▶ _Task_: Reproduce every entry that follows word for word, but omit the images.

******************************

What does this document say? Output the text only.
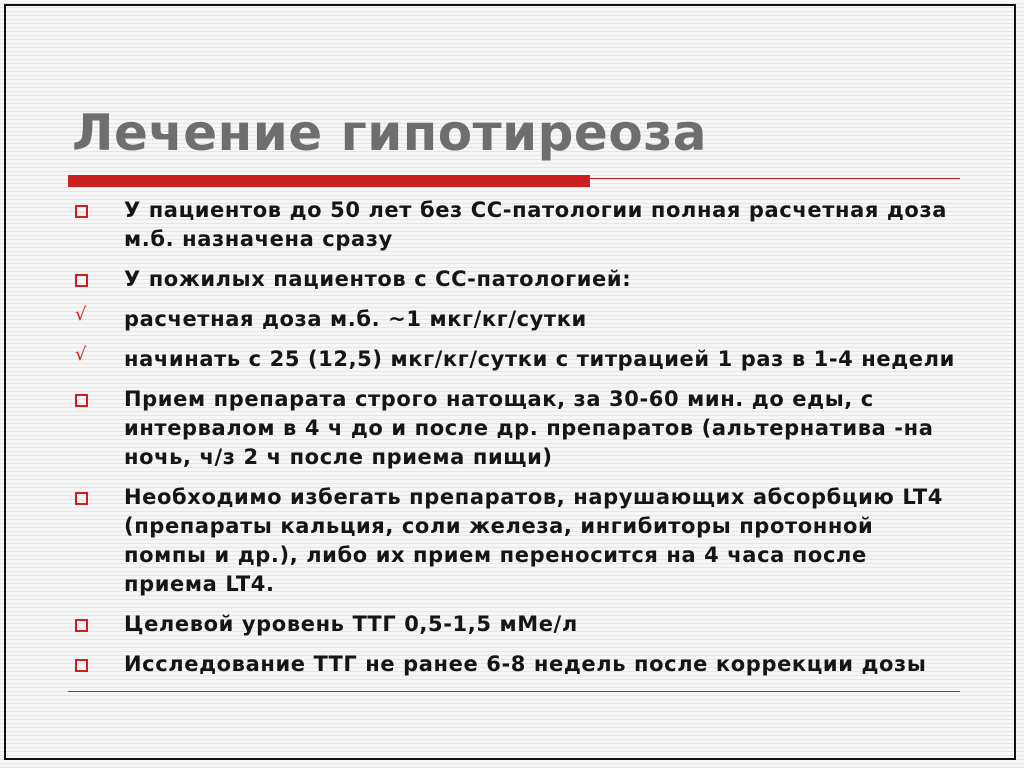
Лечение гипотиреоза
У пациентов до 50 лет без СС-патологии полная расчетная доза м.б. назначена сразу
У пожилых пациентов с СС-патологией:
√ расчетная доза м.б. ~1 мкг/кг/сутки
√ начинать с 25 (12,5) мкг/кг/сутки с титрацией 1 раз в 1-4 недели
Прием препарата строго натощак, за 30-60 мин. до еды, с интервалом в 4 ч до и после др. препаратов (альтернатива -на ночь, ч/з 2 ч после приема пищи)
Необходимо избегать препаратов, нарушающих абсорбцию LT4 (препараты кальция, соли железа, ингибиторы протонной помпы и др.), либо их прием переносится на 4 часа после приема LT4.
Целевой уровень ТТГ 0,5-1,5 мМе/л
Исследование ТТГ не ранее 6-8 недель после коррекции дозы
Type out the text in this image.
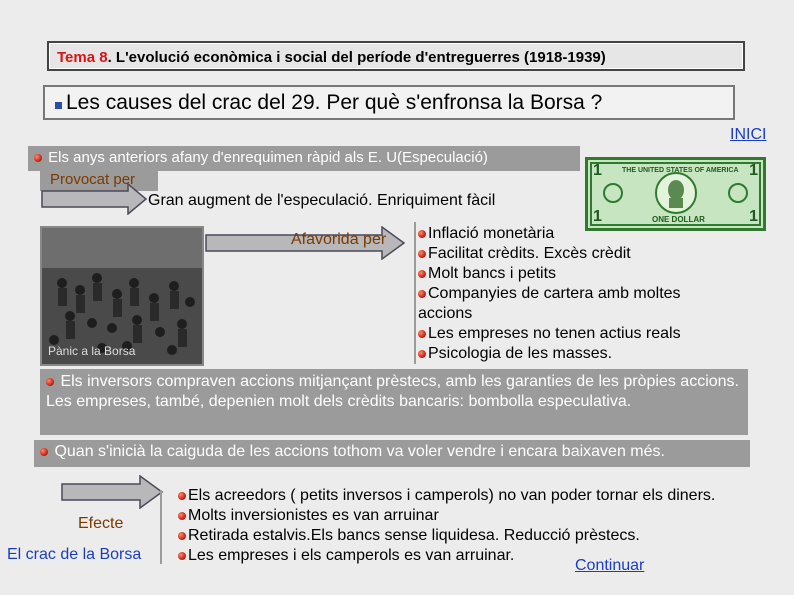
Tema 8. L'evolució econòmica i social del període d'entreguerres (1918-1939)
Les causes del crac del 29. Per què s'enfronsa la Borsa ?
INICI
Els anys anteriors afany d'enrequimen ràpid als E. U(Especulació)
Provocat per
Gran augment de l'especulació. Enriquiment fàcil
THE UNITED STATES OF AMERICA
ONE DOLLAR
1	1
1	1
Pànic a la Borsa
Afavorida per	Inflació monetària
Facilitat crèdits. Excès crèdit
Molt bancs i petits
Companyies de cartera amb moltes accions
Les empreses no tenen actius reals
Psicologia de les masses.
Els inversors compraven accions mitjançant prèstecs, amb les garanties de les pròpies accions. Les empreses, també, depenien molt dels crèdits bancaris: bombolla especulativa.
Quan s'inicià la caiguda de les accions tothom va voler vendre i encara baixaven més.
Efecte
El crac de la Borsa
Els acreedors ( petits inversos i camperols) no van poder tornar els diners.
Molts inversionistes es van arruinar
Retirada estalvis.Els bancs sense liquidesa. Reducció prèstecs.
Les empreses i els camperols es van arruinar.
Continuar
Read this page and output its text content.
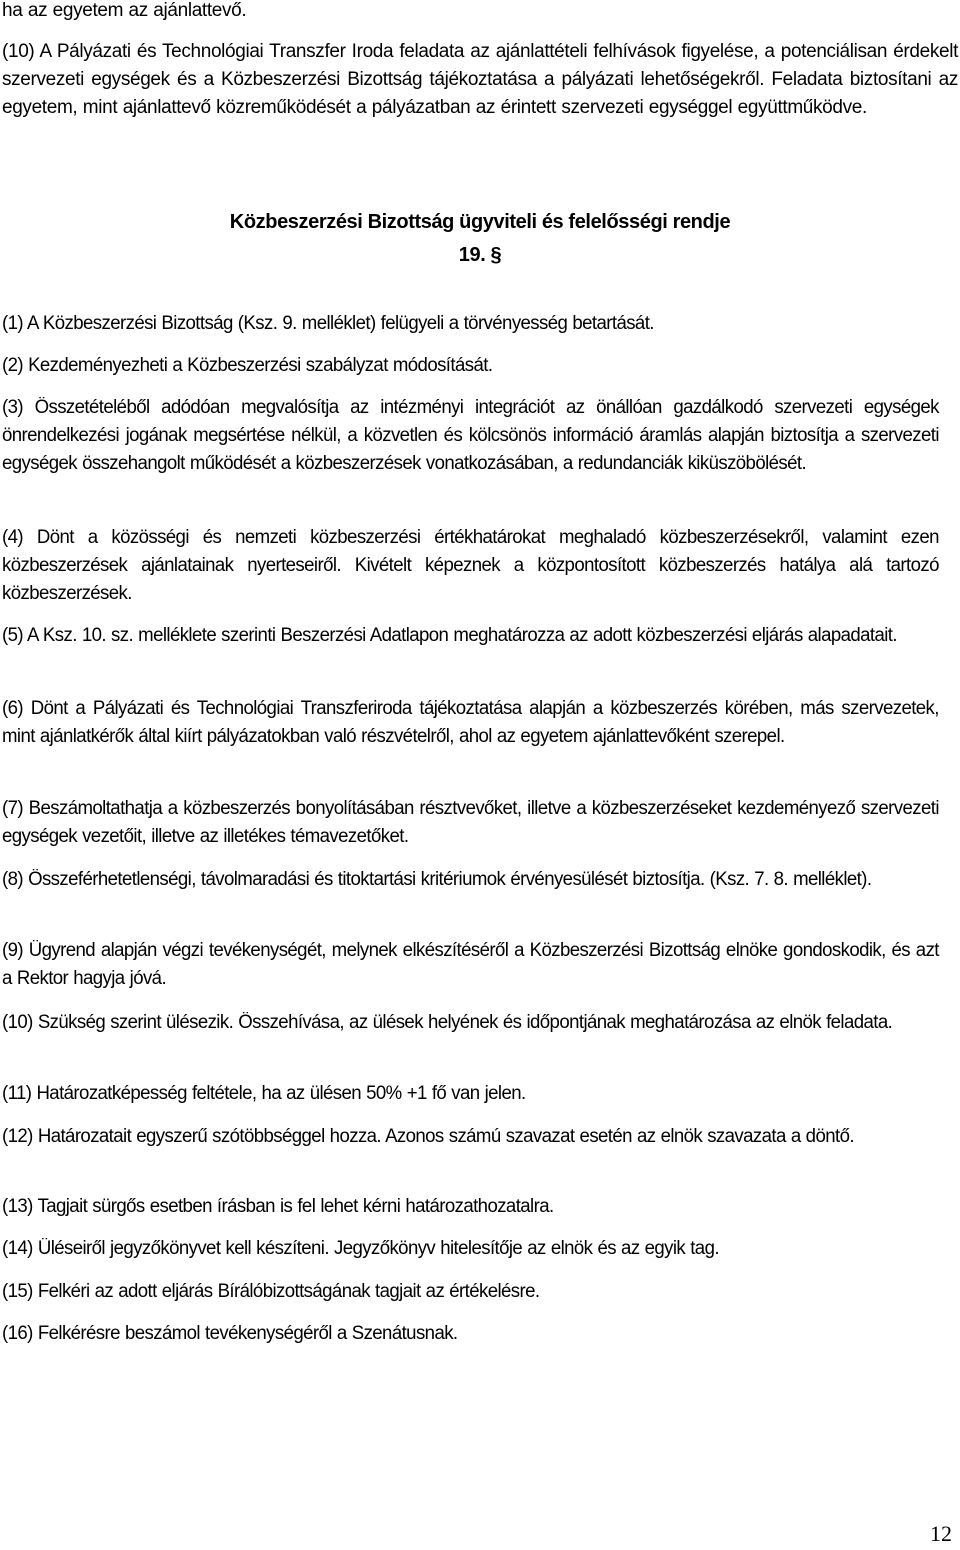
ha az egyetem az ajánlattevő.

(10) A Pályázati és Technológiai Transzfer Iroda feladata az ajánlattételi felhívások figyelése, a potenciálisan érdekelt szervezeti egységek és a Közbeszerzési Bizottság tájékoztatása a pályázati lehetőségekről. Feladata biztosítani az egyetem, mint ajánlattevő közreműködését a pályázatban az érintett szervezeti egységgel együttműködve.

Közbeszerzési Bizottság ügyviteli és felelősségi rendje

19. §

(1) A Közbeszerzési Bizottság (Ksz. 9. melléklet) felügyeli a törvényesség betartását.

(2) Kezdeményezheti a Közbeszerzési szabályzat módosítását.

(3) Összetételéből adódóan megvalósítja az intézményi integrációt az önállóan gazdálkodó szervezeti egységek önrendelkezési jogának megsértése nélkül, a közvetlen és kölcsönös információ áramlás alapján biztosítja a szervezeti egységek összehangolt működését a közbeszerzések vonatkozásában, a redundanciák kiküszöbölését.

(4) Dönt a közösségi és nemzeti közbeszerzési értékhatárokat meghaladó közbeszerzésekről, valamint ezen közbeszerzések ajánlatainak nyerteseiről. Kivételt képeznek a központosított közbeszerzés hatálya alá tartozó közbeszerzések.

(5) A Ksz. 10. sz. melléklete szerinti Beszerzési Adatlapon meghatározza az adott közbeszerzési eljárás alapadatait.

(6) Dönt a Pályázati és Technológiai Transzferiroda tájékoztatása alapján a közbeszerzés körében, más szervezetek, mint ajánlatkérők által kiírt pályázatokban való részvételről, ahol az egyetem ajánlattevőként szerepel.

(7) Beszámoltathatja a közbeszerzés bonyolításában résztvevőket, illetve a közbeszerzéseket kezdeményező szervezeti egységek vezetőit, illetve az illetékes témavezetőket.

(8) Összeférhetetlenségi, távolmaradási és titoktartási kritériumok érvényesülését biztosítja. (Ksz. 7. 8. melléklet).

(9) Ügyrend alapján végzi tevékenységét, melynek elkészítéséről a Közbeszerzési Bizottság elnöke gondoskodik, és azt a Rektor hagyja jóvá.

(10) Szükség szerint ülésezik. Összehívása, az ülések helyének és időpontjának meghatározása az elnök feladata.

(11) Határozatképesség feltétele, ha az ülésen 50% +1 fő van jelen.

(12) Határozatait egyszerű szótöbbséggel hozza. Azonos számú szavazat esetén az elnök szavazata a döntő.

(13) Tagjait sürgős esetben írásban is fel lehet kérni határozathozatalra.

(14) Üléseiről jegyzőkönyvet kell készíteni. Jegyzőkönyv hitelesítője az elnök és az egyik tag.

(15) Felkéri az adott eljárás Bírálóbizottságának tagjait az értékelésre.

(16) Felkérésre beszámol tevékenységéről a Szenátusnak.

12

******************************

▶ _Answer to the problem_:
What does this document say? Output the text only.
Лечение гипотиреоза
У пациентов до 50 лет без СС-патологии полная расчетная доза м.б. назначена сразу
У пожилых пациентов с СС-патологией:
√ расчетная доза м.б. ~1 мкг/кг/сутки
√ начинать с 25 (12,5) мкг/кг/сутки с титрацией 1 раз в 1-4 недели
Прием препарата строго натощак, за 30-60 мин. до еды, с интервалом в 4 ч до и после др. препаратов (альтернатива -на ночь, ч/з 2 ч после приема пищи)
Необходимо избегать препаратов, нарушающих абсорбцию LT4 (препараты кальция, соли железа, ингибиторы протонной помпы и др.), либо их прием переносится на 4 часа после приема LT4.
Целевой уровень ТТГ 0,5-1,5 мМе/л
Исследование ТТГ не ранее 6-8 недель после коррекции дозы
Type out the text in this image.
Tema 8. L'evolució econòmica i social del període d'entreguerres (1918-1939)
Les causes del crac del 29. Per què s'enfronsa la Borsa ?
INICI
Els anys anteriors afany d'enrequimen ràpid als E. U(Especulació)
Provocat per
Gran augment de l'especulació. Enriquiment fàcil
THE UNITED STATES OF AMERICA
ONE DOLLAR
1	1
1	1
Pànic a la Borsa
Afavorida per	Inflació monetària
Facilitat crèdits. Excès crèdit
Molt bancs i petits
Companyies de cartera amb moltes accions
Les empreses no tenen actius reals
Psicologia de les masses.
Els inversors compraven accions mitjançant prèstecs, amb les garanties de les pròpies accions. Les empreses, també, depenien molt dels crèdits bancaris: bombolla especulativa.
Quan s'inicià la caiguda de les accions tothom va voler vendre i encara baixaven més.
Efecte
El crac de la Borsa
Els acreedors ( petits inversos i camperols) no van poder tornar els diners.
Molts inversionistes es van arruinar
Retirada estalvis.Els bancs sense liquidesa. Reducció prèstecs.
Les empreses i els camperols es van arruinar.
Continuar
Read this page and output its text content.
ha az egyetem az ajánlattevő.

(10) A Pályázati és Technológiai Transzfer Iroda feladata az ajánlattételi felhívások figyelése, a potenciálisan érdekelt szervezeti egységek és a Közbeszerzési Bizottság tájékoztatása a pályázati lehetőségekről. Feladata biztosítani az egyetem, mint ajánlattevő közreműködését a pályázatban az érintett szervezeti egységgel együttműködve.

Közbeszerzési Bizottság ügyviteli és felelősségi rendje

19. §

(1) A Közbeszerzési Bizottság (Ksz. 9. melléklet) felügyeli a törvényesség betartását.

(2) Kezdeményezheti a Közbeszerzési szabályzat módosítását.

(3) Összetételéből adódóan megvalósítja az intézményi integrációt az önállóan gazdálkodó szervezeti egységek önrendelkezési jogának megsértése nélkül, a közvetlen és kölcsönös információ áramlás alapján biztosítja a szervezeti egységek összehangolt működését a közbeszerzések vonatkozásában, a redundanciák kiküszöbölését.

(4) Dönt a közösségi és nemzeti közbeszerzési értékhatárokat meghaladó közbeszerzésekről, valamint ezen közbeszerzések ajánlatainak nyerteseiről. Kivételt képeznek a központosított közbeszerzés hatálya alá tartozó közbeszerzések.

(5) A Ksz. 10. sz. melléklete szerinti Beszerzési Adatlapon meghatározza az adott közbeszerzési eljárás alapadatait.

(6) Dönt a Pályázati és Technológiai Transzferiroda tájékoztatása alapján a közbeszerzés körében, más szervezetek, mint ajánlatkérők által kiírt pályázatokban való részvételről, ahol az egyetem ajánlattevőként szerepel.

(7) Beszámoltathatja a közbeszerzés bonyolításában résztvevőket, illetve a közbeszerzéseket kezdeményező szervezeti egységek vezetőit, illetve az illetékes témavezetőket.

(8) Összeférhetetlenségi, távolmaradási és titoktartási kritériumok érvényesülését biztosítja. (Ksz. 7. 8. melléklet).

(9) Ügyrend alapján végzi tevékenységét, melynek elkészítéséről a Közbeszerzési Bizottság elnöke gondoskodik, és azt a Rektor hagyja jóvá.

(10) Szükség szerint ülésezik. Összehívása, az ülések helyének és időpontjának meghatározása az elnök feladata.

(11) Határozatképesség feltétele, ha az ülésen 50% +1 fő van jelen.

(12) Határozatait egyszerű szótöbbséggel hozza. Azonos számú szavazat esetén az elnök szavazata a döntő.

(13) Tagjait sürgős esetben írásban is fel lehet kérni határozathozatalra.

(14) Üléseiről jegyzőkönyvet kell készíteni. Jegyzőkönyv hitelesítője az elnök és az egyik tag.

(15) Felkéri az adott eljárás Bírálóbizottságának tagjait az értékelésre.

(16) Felkérésre beszámol tevékenységéről a Szenátusnak.

12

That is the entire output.